# Task details:
Every record must appear in your copy exactly as written, with no pictures.
+ + + +
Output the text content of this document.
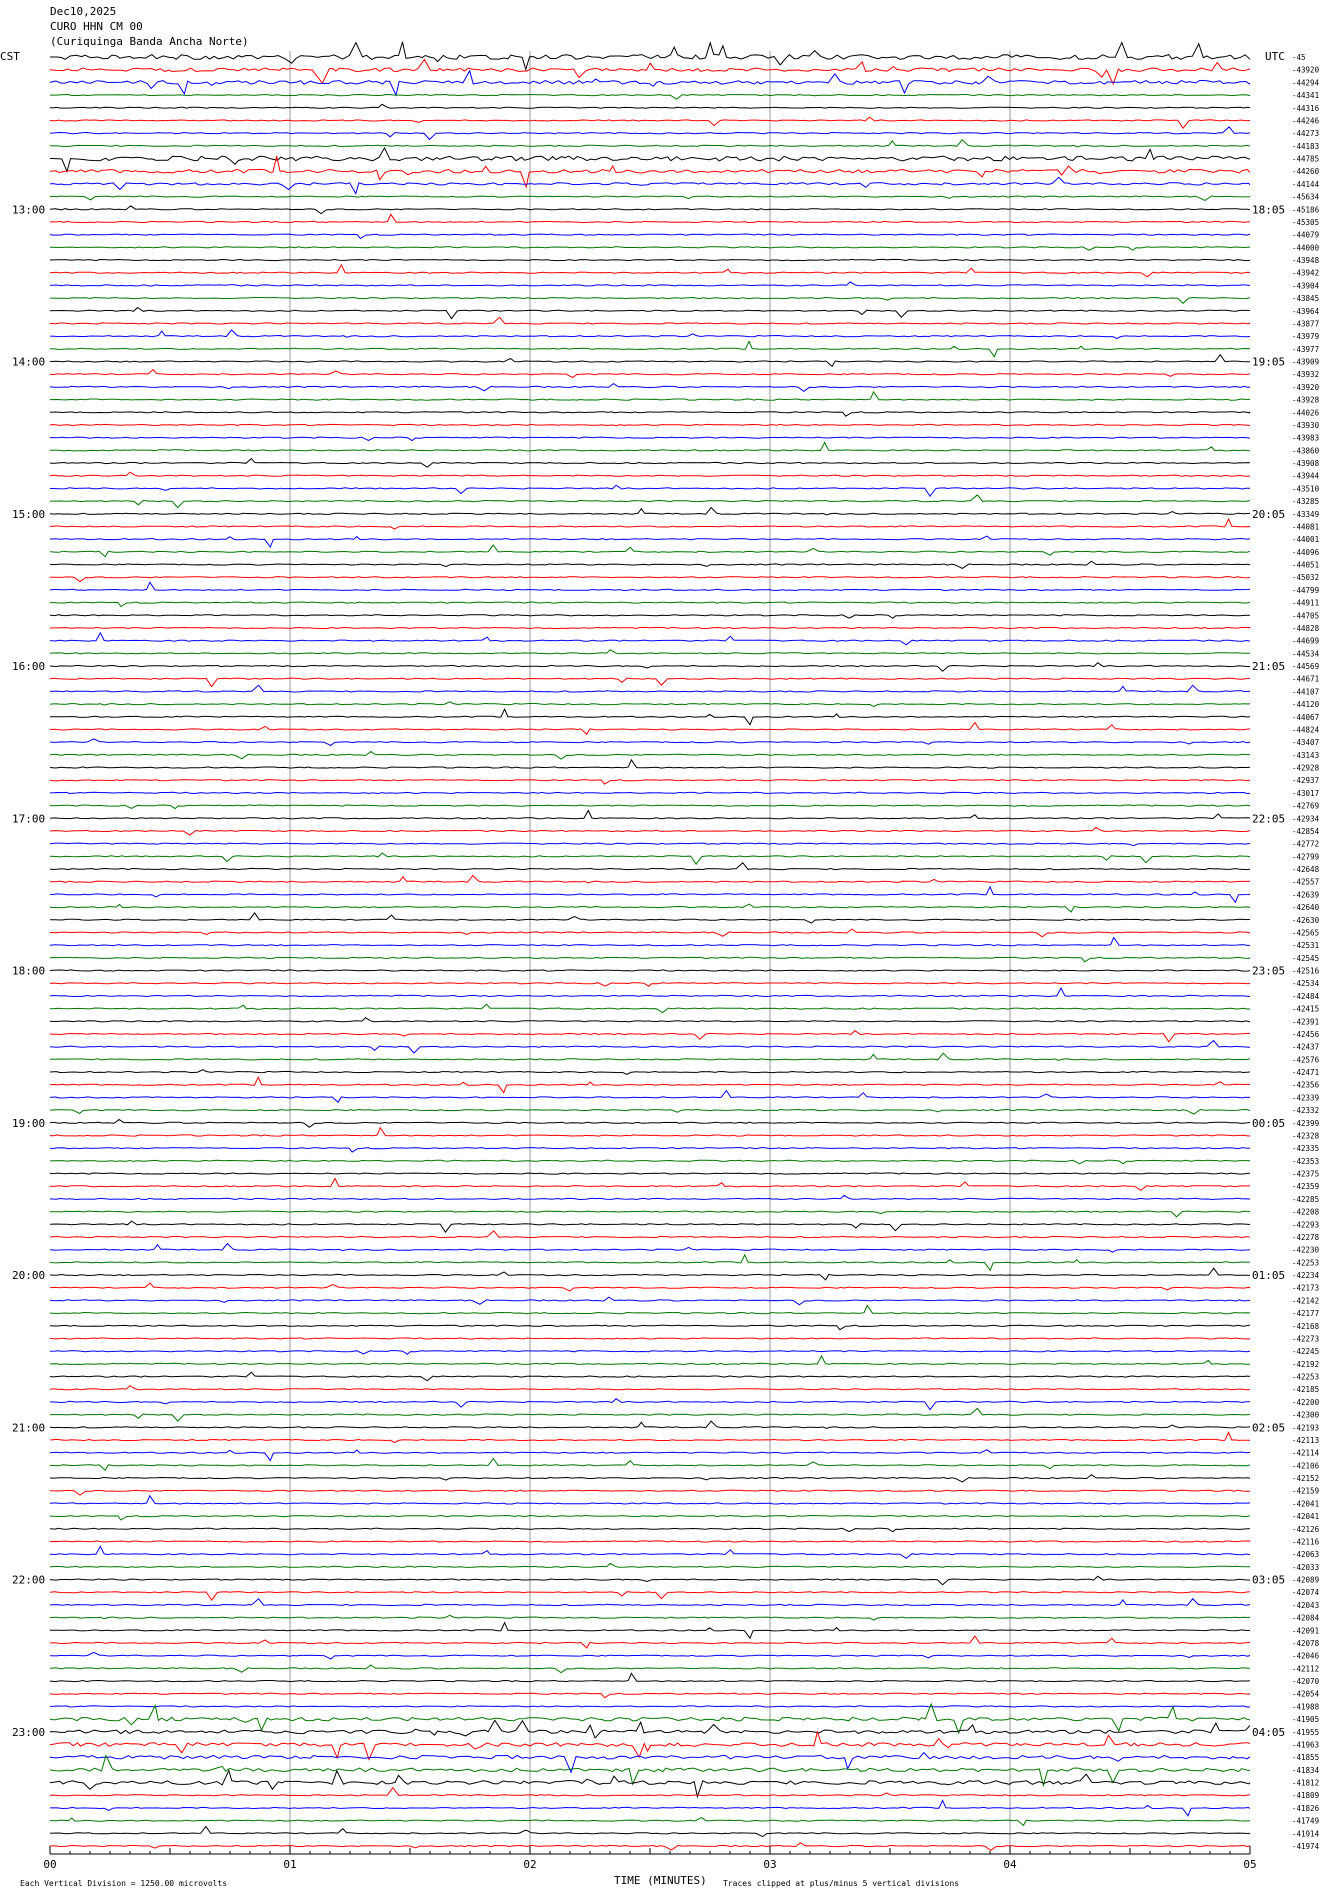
Dec10,2025
CURO HHN CM 00
(Curiquinga Banda Ancha Norte)
CST	UTC -45
-43920
-44294
-44341
-44316
-44246
-44273
-44183
-44785
-44260
-44144
-45634
-45186
-45305
-44079
-44000
-43948
-43942
-43904
-43845
-43964
-43877
-43979
-43977
-43909
-43932
-43920
-43928
-44026
-43930
-43983
-43860
-43908
-43944
-43510
-43285
-43349
-44081
-44001
-44096
-44051
-45032
-44799
-44911
-44705
-44828
-44699
-44534
-44569
-44671
-44107
-44120
-44067
-44824
-43407
-43143
-42928
-42937
-43017
-42769
-42934
-42854
-42772
-42799
-42648
-42557
-42639
-42640
-42630
-42565
-42531
-42545
-42516
-42534
-42484
-42415
-42391
-42456
-42437
-42576
-42471
-42356
-42339
-42332
-42399
-42328
-42335
-42353
-42375
-42359
-42285
-42208
-42293
-42278
-42230
-42253
-42234
-42173
-42142
-42177
-42168
-42273
-42245
-42192
-42253
-42185
-42200
-42300
-42193
-42113
-42114
-42106
-42152
-42159
-42041
-42041
-42126
-42116
-42063
-42033
-42089
-42074
-42043
-42084
-42091
-42078
-42046
-42112
-42070
-42054
-41988
-41905
-41955
-41963
-41855
-41834
-41812
-41809
-41826
-41749
-41914
-41974
13:00	18:05
14:00	19:05
15:00	20:05
16:00	21:05
17:00	22:05
18:00	23:05
19:00	00:05
20:00	01:05
21:00	02:05
22:00	03:05
23:00	04:05
00	01	02	03	04	05
TIME (MINUTES)
Each Vertical Division = 1250.00 microvolts	Traces clipped at plus/minus 5 vertical divisions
+ + + +
# Solution for this task:
Output the text content of this document.
Dec10,2025
CURO HHN CM 00
(Curiquinga Banda Ancha Norte)
CST	UTC -45
-43920
-44294
-44341
-44316
-44246
-44273
-44183
-44785
-44260
-44144
-45634
-45186
-45305
-44079
-44000
-43948
-43942
-43904
-43845
-43964
-43877
-43979
-43977
-43909
-43932
-43920
-43928
-44026
-43930
-43983
-43860
-43908
-43944
-43510
-43285
-43349
-44081
-44001
-44096
-44051
-45032
-44799
-44911
-44705
-44828
-44699
-44534
-44569
-44671
-44107
-44120
-44067
-44824
-43407
-43143
-42928
-42937
-43017
-42769
-42934
-42854
-42772
-42799
-42648
-42557
-42639
-42640
-42630
-42565
-42531
-42545
-42516
-42534
-42484
-42415
-42391
-42456
-42437
-42576
-42471
-42356
-42339
-42332
-42399
-42328
-42335
-42353
-42375
-42359
-42285
-42208
-42293
-42278
-42230
-42253
-42234
-42173
-42142
-42177
-42168
-42273
-42245
-42192
-42253
-42185
-42200
-42300
-42193
-42113
-42114
-42106
-42152
-42159
-42041
-42041
-42126
-42116
-42063
-42033
-42089
-42074
-42043
-42084
-42091
-42078
-42046
-42112
-42070
-42054
-41988
-41905
-41955
-41963
-41855
-41834
-41812
-41809
-41826
-41749
-41914
-41974
13:00	18:05
14:00	19:05
15:00	20:05
16:00	21:05
17:00	22:05
18:00	23:05
19:00	00:05
20:00	01:05
21:00	02:05
22:00	03:05
23:00	04:05
00	01	02	03	04	05
TIME (MINUTES)
Each Vertical Division = 1250.00 microvolts	Traces clipped at plus/minus 5 vertical divisions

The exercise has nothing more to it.